* To do
Look through the data below. Show each line where the string "légales" occurs.

* Data provided
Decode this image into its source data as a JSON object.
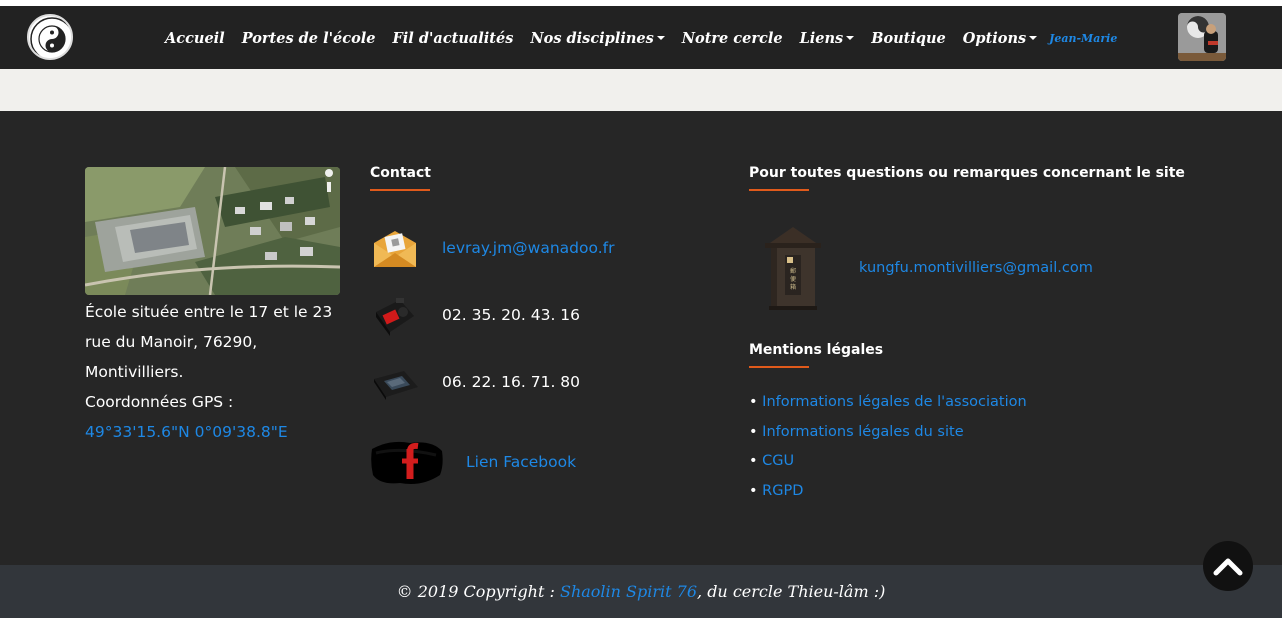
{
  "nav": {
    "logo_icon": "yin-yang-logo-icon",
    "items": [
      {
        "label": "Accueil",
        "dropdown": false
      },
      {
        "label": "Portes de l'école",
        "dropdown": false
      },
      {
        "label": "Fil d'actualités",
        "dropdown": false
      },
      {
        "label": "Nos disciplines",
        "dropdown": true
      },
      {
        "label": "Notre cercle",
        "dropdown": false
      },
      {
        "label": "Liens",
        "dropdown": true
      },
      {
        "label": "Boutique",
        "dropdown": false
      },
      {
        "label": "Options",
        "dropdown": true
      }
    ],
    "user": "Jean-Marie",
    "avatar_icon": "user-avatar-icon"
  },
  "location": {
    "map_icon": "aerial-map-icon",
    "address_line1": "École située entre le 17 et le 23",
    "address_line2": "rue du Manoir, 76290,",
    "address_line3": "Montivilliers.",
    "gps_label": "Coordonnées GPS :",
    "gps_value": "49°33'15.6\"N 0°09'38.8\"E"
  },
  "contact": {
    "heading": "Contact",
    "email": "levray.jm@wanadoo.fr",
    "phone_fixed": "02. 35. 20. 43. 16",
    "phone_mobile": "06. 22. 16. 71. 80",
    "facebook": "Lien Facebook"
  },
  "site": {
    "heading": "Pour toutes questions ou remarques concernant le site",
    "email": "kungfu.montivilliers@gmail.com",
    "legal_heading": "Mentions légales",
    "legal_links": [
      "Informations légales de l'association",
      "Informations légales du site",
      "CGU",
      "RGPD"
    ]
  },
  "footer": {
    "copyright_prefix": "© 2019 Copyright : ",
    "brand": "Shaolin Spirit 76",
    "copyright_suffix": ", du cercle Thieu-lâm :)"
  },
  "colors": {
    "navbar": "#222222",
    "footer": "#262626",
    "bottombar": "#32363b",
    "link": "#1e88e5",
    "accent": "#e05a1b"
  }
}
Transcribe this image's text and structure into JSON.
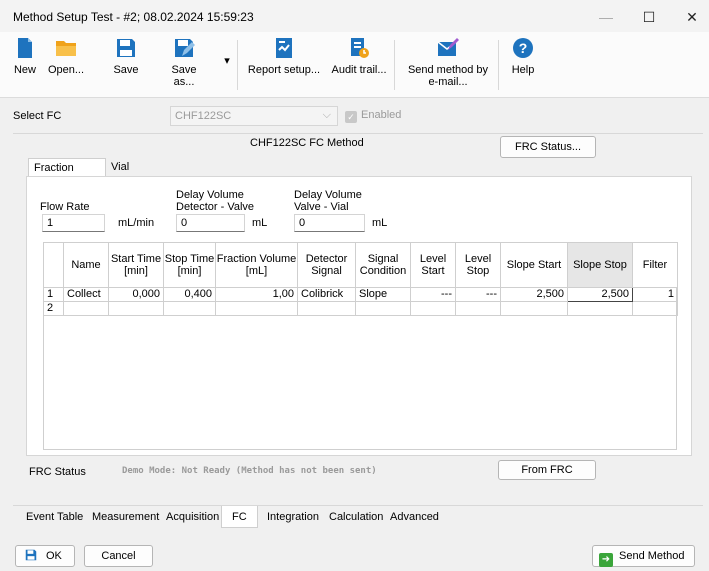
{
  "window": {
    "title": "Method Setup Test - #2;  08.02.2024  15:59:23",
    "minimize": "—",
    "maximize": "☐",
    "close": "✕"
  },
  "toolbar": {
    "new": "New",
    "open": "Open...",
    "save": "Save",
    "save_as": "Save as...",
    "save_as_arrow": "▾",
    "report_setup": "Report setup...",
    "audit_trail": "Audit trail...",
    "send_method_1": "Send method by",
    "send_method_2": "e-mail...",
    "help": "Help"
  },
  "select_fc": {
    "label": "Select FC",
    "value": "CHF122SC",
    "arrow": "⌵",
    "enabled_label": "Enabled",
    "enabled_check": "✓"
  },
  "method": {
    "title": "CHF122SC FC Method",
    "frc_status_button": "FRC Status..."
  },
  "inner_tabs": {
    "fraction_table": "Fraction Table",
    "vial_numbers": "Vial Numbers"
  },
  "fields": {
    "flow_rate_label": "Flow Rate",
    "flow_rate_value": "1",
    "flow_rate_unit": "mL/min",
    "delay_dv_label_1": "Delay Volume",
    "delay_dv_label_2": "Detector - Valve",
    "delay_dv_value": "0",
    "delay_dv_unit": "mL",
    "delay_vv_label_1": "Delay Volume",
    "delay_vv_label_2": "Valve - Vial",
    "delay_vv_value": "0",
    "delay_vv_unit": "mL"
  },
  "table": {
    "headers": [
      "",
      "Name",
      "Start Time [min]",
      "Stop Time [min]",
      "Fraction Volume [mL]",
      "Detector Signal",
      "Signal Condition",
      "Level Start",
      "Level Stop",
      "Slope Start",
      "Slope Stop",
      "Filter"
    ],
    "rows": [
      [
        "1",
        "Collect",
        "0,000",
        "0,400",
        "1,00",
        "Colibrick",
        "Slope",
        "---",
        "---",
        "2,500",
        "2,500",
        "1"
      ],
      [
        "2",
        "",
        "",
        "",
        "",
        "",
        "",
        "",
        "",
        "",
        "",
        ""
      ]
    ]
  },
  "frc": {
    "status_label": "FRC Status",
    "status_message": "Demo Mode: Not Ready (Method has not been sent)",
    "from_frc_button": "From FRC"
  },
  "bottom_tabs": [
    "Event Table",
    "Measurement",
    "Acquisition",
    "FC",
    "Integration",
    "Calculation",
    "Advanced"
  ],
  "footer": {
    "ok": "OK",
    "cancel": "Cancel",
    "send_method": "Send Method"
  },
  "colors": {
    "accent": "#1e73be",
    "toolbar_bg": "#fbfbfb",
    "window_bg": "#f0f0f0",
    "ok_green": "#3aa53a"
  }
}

* Full answer
    "legal_heading": "Mentions légales",
      "Informations légales de l'association",
      "Informations légales du site",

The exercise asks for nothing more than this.